Collected data entries:
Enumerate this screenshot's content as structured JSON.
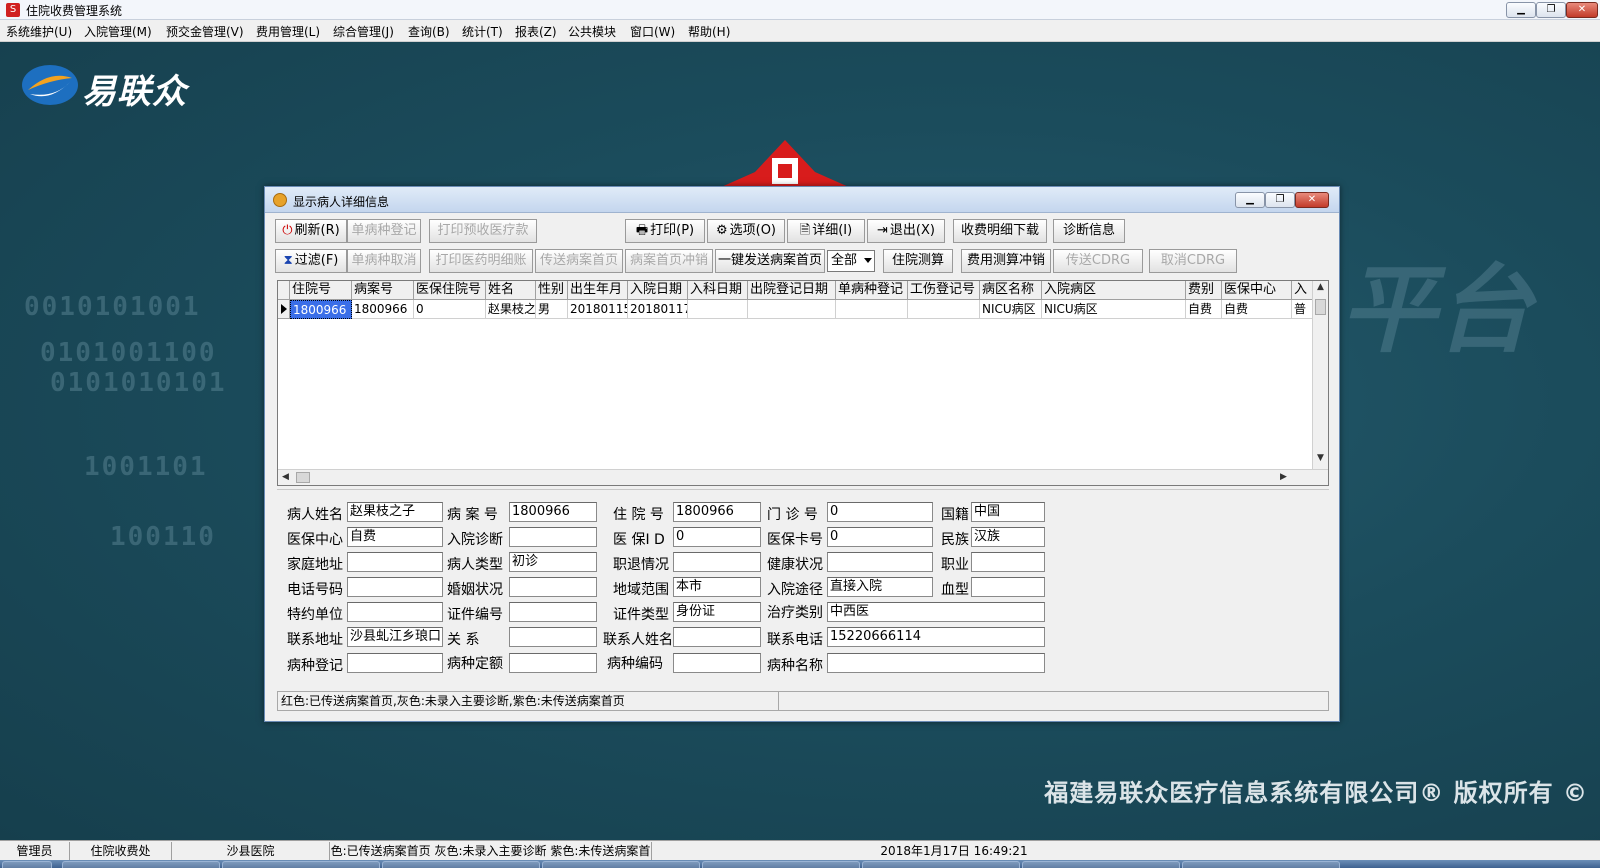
{
  "app": {
    "title": "住院收费管理系统",
    "menu": [
      "系统维护(U)",
      "入院管理(M)",
      "预交金管理(V)",
      "费用管理(L)",
      "综合管理(J)",
      "查询(B)",
      "统计(T)",
      "报表(Z)",
      "公共模块",
      "窗口(W)",
      "帮助(H)"
    ]
  },
  "desktop": {
    "logo_text": "易联众",
    "copyright": "福建易联众医疗信息系统有限公司® 版权所有 ©",
    "watermark_binary": [
      "0010101001",
      "0101001100",
      "0101010101",
      "1001101",
      "100110"
    ],
    "watermark_text": "平台"
  },
  "dialog": {
    "title": "显示病人详细信息",
    "toolbar1": {
      "refresh": "刷新(R)",
      "single_disease_register": "单病种登记",
      "print_prepay": "打印预收医疗款",
      "print": "打印(P)",
      "options": "选项(O)",
      "detail": "详细(I)",
      "exit": "退出(X)",
      "fee_download": "收费明细下载",
      "diagnosis": "诊断信息"
    },
    "toolbar2": {
      "filter": "过滤(F)",
      "single_disease_cancel": "单病种取消",
      "print_drug_detail": "打印医药明细账",
      "send_record_home": "传送病案首页",
      "record_home_reverse": "病案首页冲销",
      "one_click_send": "一键发送病案首页",
      "scope_select": "全部",
      "hospital_calc": "住院测算",
      "fee_calc_reverse": "费用测算冲销",
      "send_cdrg": "传送CDRG",
      "cancel_cdrg": "取消CDRG"
    },
    "grid": {
      "columns": [
        "住院号",
        "病案号",
        "医保住院号",
        "姓名",
        "性别",
        "出生年月",
        "入院日期",
        "入科日期",
        "出院登记日期",
        "单病种登记",
        "工伤登记号",
        "病区名称",
        "入院病区",
        "费别",
        "医保中心",
        "入"
      ],
      "rows": [
        [
          "1800966",
          "1800966",
          "0",
          "赵果枝之",
          "男",
          "20180115",
          "20180117",
          "",
          "",
          "",
          "",
          "NICU病区",
          "NICU病区",
          "自费",
          "自费",
          "普"
        ]
      ]
    },
    "form": {
      "patient_name_label": "病人姓名",
      "patient_name": "赵果枝之子",
      "record_no_label": "病 案 号",
      "record_no": "1800966",
      "inpatient_no_label": "住 院 号",
      "inpatient_no": "1800966",
      "outpatient_no_label": "门 诊 号",
      "outpatient_no": "0",
      "nationality_label": "国籍",
      "nationality": "中国",
      "insurance_center_label": "医保中心",
      "insurance_center": "自费",
      "admit_diag_label": "入院诊断",
      "admit_diag": "",
      "insurance_id_label": "医 保I D",
      "insurance_id": "0",
      "insurance_card_label": "医保卡号",
      "insurance_card": "0",
      "ethnicity_label": "民族",
      "ethnicity": "汉族",
      "home_address_label": "家庭地址",
      "home_address": "",
      "patient_type_label": "病人类型",
      "patient_type": "初诊",
      "retirement_label": "职退情况",
      "retirement": "",
      "health_label": "健康状况",
      "health": "",
      "occupation_label": "职业",
      "occupation": "",
      "phone_label": "电话号码",
      "phone": "",
      "marital_label": "婚姻状况",
      "marital": "",
      "region_label": "地域范围",
      "region": "本市",
      "admit_route_label": "入院途径",
      "admit_route": "直接入院",
      "blood_label": "血型",
      "blood": "",
      "contract_unit_label": "特约单位",
      "contract_unit": "",
      "cert_no_label": "证件编号",
      "cert_no": "",
      "cert_type_label": "证件类型",
      "cert_type": "身份证",
      "treatment_type_label": "治疗类别",
      "treatment_type": "中西医",
      "contact_addr_label": "联系地址",
      "contact_addr": "沙县虬江乡琅口",
      "relation_label": "关 系",
      "relation": "",
      "contact_name_label": "联系人姓名",
      "contact_name": "",
      "contact_phone_label": "联系电话",
      "contact_phone": "15220666114",
      "disease_reg_label": "病种登记",
      "disease_reg": "",
      "disease_quota_label": "病种定额",
      "disease_quota": "",
      "disease_code_label": "病种编码",
      "disease_code": "",
      "disease_name_label": "病种名称",
      "disease_name": ""
    },
    "status": "红色:已传送病案首页,灰色:未录入主要诊断,紫色:未传送病案首页"
  },
  "statusbar": {
    "user": "管理员",
    "department": "住院收费处",
    "hospital": "沙县医院",
    "legend": "色:已传送病案首页  灰色:未录入主要诊断  紫色:未传送病案首",
    "datetime": "2018年1月17日 16:49:21"
  },
  "colors": {
    "desktop_bg": "#1b4c5c",
    "selection": "#3a6ee8",
    "emblem_red": "#d81c1c"
  }
}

§ EXERCISE
Repeat the records above exactly, omitting every picture.

§ EXERCISE RESULT
Enumerate this screenshot's content as structured JSON.
{
  "app": {
    "title": "住院收费管理系统",
    "menu": [
      "系统维护(U)",
      "入院管理(M)",
      "预交金管理(V)",
      "费用管理(L)",
      "综合管理(J)",
      "查询(B)",
      "统计(T)",
      "报表(Z)",
      "公共模块",
      "窗口(W)",
      "帮助(H)"
    ]
  },
  "desktop": {
    "logo_text": "易联众",
    "copyright": "福建易联众医疗信息系统有限公司® 版权所有 ©",
    "watermark_binary": [
      "0010101001",
      "0101001100",
      "0101010101",
      "1001101",
      "100110"
    ],
    "watermark_text": "平台"
  },
  "dialog": {
    "title": "显示病人详细信息",
    "toolbar1": {
      "refresh": "刷新(R)",
      "single_disease_register": "单病种登记",
      "print_prepay": "打印预收医疗款",
      "print": "打印(P)",
      "options": "选项(O)",
      "detail": "详细(I)",
      "exit": "退出(X)",
      "fee_download": "收费明细下载",
      "diagnosis": "诊断信息"
    },
    "toolbar2": {
      "filter": "过滤(F)",
      "single_disease_cancel": "单病种取消",
      "print_drug_detail": "打印医药明细账",
      "send_record_home": "传送病案首页",
      "record_home_reverse": "病案首页冲销",
      "one_click_send": "一键发送病案首页",
      "scope_select": "全部",
      "hospital_calc": "住院测算",
      "fee_calc_reverse": "费用测算冲销",
      "send_cdrg": "传送CDRG",
      "cancel_cdrg": "取消CDRG"
    },
    "grid": {
      "columns": [
        "住院号",
        "病案号",
        "医保住院号",
        "姓名",
        "性别",
        "出生年月",
        "入院日期",
        "入科日期",
        "出院登记日期",
        "单病种登记",
        "工伤登记号",
        "病区名称",
        "入院病区",
        "费别",
        "医保中心",
        "入"
      ],
      "rows": [
        [
          "1800966",
          "1800966",
          "0",
          "赵果枝之",
          "男",
          "20180115",
          "20180117",
          "",
          "",
          "",
          "",
          "NICU病区",
          "NICU病区",
          "自费",
          "自费",
          "普"
        ]
      ]
    },
    "form": {
      "patient_name_label": "病人姓名",
      "patient_name": "赵果枝之子",
      "record_no_label": "病 案 号",
      "record_no": "1800966",
      "inpatient_no_label": "住 院 号",
      "inpatient_no": "1800966",
      "outpatient_no_label": "门 诊 号",
      "outpatient_no": "0",
      "nationality_label": "国籍",
      "nationality": "中国",
      "insurance_center_label": "医保中心",
      "insurance_center": "自费",
      "admit_diag_label": "入院诊断",
      "admit_diag": "",
      "insurance_id_label": "医 保I D",
      "insurance_id": "0",
      "insurance_card_label": "医保卡号",
      "insurance_card": "0",
      "ethnicity_label": "民族",
      "ethnicity": "汉族",
      "home_address_label": "家庭地址",
      "home_address": "",
      "patient_type_label": "病人类型",
      "patient_type": "初诊",
      "retirement_label": "职退情况",
      "retirement": "",
      "health_label": "健康状况",
      "health": "",
      "occupation_label": "职业",
      "occupation": "",
      "phone_label": "电话号码",
      "phone": "",
      "marital_label": "婚姻状况",
      "marital": "",
      "region_label": "地域范围",
      "region": "本市",
      "admit_route_label": "入院途径",
      "admit_route": "直接入院",
      "blood_label": "血型",
      "blood": "",
      "contract_unit_label": "特约单位",
      "contract_unit": "",
      "cert_no_label": "证件编号",
      "cert_no": "",
      "cert_type_label": "证件类型",
      "cert_type": "身份证",
      "treatment_type_label": "治疗类别",
      "treatment_type": "中西医",
      "contact_addr_label": "联系地址",
      "contact_addr": "沙县虬江乡琅口",
      "relation_label": "关 系",
      "relation": "",
      "contact_name_label": "联系人姓名",
      "contact_name": "",
      "contact_phone_label": "联系电话",
      "contact_phone": "15220666114",
      "disease_reg_label": "病种登记",
      "disease_reg": "",
      "disease_quota_label": "病种定额",
      "disease_quota": "",
      "disease_code_label": "病种编码",
      "disease_code": "",
      "disease_name_label": "病种名称",
      "disease_name": ""
    },
    "status": "红色:已传送病案首页,灰色:未录入主要诊断,紫色:未传送病案首页"
  },
  "statusbar": {
    "user": "管理员",
    "department": "住院收费处",
    "hospital": "沙县医院",
    "legend": "色:已传送病案首页  灰色:未录入主要诊断  紫色:未传送病案首",
    "datetime": "2018年1月17日 16:49:21"
  },
  "colors": {
    "desktop_bg": "#1b4c5c",
    "selection": "#3a6ee8",
    "emblem_red": "#d81c1c"
  }
}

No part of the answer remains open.